Exercise: In how many lines does the string "сведения" appear? Answer with the number only.

Data to process:
--------------------------------------------------
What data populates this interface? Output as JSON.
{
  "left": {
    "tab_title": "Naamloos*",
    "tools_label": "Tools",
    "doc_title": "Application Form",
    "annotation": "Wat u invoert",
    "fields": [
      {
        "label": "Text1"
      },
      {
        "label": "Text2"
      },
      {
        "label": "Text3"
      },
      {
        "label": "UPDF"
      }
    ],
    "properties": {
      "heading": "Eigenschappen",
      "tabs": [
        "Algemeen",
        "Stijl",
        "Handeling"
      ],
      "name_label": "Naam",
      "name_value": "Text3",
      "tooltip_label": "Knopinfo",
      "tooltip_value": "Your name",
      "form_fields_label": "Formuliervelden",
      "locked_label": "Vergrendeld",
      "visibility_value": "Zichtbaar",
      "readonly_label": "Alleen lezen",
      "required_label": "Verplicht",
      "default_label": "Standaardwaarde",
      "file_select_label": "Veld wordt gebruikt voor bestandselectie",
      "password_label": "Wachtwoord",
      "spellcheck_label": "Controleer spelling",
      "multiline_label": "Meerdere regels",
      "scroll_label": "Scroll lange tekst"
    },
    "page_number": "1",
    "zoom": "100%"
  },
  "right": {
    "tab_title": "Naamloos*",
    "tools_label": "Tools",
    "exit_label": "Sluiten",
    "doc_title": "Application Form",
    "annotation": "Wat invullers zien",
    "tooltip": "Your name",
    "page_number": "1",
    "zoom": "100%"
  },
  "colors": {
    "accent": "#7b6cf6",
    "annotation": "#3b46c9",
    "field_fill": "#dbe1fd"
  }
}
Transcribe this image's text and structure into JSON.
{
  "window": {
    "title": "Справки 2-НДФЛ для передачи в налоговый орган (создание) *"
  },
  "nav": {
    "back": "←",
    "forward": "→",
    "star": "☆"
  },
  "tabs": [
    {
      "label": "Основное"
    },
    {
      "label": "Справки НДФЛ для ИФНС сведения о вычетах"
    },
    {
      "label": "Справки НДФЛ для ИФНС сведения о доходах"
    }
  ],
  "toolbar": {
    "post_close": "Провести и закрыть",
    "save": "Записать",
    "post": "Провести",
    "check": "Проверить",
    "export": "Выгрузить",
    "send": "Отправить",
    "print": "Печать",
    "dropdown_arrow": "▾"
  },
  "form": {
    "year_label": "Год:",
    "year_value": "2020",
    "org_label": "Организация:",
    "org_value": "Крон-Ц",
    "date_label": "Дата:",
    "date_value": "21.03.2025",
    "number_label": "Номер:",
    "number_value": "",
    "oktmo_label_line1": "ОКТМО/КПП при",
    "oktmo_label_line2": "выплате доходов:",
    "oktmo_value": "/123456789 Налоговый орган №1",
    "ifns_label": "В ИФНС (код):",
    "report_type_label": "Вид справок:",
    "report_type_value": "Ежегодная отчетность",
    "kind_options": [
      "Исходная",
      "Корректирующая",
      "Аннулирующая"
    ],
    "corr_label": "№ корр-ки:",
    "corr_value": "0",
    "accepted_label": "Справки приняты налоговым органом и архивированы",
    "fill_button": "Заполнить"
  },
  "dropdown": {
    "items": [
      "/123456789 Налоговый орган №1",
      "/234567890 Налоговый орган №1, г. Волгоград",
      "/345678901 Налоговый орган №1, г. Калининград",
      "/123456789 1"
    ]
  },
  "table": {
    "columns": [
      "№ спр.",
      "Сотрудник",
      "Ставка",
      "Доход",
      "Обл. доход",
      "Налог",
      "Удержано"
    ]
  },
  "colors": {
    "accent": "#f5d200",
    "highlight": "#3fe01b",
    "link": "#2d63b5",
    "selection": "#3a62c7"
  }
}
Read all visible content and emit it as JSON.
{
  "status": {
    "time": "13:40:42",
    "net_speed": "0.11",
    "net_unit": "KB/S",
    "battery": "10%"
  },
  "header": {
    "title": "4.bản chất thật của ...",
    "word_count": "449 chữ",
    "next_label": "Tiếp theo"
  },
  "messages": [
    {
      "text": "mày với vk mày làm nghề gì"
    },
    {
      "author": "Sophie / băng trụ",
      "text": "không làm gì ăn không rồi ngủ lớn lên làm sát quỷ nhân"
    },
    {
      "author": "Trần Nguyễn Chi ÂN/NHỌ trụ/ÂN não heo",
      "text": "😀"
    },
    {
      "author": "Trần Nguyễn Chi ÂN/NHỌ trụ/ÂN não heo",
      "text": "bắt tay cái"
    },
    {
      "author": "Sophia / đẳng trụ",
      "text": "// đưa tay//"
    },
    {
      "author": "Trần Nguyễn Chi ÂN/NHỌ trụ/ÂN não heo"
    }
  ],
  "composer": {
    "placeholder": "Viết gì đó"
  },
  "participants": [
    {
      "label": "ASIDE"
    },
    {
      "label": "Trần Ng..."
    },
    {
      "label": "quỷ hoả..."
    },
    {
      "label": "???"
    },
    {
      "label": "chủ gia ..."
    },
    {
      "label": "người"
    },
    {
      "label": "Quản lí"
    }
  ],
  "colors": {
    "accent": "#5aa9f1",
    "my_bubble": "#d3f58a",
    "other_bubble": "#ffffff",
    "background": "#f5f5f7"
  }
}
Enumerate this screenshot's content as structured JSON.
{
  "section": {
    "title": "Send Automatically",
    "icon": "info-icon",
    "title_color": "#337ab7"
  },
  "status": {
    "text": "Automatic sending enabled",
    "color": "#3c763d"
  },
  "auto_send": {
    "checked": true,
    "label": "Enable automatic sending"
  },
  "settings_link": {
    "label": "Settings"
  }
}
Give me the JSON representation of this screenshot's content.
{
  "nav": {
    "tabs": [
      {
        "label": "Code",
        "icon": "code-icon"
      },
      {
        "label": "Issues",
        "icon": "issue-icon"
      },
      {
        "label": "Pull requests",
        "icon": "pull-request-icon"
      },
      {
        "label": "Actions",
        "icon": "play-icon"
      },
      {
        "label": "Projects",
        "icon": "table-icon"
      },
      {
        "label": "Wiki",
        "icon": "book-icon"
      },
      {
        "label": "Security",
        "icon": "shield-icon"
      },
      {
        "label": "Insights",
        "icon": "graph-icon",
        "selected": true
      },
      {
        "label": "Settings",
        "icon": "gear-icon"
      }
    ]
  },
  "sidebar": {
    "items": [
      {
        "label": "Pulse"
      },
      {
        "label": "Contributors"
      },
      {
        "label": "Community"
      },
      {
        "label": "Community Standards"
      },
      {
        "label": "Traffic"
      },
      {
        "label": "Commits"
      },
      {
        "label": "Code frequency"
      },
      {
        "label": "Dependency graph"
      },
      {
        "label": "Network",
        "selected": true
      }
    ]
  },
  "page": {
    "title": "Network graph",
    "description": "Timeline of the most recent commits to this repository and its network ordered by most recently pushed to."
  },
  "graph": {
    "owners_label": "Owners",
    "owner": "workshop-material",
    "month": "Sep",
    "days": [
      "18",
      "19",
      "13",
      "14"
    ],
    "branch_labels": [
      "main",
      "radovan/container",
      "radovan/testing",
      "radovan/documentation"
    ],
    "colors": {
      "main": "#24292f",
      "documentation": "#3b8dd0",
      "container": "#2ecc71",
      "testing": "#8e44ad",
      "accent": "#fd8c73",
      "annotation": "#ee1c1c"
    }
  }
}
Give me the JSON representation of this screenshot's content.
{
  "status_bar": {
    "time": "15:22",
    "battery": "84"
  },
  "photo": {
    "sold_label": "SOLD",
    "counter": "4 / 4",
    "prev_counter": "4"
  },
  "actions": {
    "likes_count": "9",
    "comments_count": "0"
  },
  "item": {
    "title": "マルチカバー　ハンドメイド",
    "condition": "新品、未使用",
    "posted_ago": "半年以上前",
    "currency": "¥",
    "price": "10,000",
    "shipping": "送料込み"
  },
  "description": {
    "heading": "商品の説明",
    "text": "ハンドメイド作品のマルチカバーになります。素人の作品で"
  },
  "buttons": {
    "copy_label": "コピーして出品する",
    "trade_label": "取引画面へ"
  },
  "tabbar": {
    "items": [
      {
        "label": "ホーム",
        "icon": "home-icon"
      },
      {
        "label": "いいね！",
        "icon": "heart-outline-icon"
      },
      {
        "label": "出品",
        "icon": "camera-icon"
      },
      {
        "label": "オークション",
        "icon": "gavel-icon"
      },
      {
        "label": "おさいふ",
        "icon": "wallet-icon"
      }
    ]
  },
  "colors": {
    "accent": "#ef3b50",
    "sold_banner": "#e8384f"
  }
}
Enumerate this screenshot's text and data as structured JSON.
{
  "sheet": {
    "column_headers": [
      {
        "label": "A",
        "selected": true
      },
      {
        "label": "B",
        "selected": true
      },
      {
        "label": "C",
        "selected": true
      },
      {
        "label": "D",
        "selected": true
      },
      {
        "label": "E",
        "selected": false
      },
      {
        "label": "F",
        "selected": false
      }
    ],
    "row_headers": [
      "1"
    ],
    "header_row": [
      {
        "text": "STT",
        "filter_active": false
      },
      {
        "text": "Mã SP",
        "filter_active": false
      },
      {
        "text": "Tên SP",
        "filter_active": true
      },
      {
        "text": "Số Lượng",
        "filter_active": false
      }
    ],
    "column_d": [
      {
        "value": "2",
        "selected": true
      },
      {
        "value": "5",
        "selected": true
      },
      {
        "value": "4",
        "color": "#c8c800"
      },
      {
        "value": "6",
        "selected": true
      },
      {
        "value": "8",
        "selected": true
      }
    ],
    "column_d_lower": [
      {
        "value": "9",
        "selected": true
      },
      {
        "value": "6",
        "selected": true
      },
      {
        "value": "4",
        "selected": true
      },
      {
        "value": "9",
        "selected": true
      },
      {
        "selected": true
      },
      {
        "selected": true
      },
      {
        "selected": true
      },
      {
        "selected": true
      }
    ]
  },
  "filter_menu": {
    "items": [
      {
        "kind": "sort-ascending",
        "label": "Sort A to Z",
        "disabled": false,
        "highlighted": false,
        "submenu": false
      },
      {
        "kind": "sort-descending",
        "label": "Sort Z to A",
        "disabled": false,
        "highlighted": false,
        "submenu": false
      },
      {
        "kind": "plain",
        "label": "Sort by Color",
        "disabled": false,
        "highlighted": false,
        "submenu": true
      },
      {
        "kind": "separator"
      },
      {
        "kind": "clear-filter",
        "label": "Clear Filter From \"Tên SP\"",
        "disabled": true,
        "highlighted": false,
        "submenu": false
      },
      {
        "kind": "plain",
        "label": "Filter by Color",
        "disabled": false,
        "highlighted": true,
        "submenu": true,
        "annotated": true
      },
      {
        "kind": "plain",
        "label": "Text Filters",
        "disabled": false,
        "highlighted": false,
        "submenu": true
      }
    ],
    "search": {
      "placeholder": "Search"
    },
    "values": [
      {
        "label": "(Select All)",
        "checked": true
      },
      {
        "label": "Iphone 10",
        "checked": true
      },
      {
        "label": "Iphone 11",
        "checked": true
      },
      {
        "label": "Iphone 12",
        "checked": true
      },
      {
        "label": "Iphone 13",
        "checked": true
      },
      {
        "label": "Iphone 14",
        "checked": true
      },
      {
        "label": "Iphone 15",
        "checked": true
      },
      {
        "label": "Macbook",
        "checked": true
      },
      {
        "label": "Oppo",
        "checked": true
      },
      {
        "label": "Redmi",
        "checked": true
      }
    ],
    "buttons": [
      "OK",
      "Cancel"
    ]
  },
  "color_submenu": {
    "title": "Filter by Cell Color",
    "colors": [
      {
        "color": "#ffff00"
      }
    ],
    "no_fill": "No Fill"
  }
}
--------------------------------------------------
Output: 2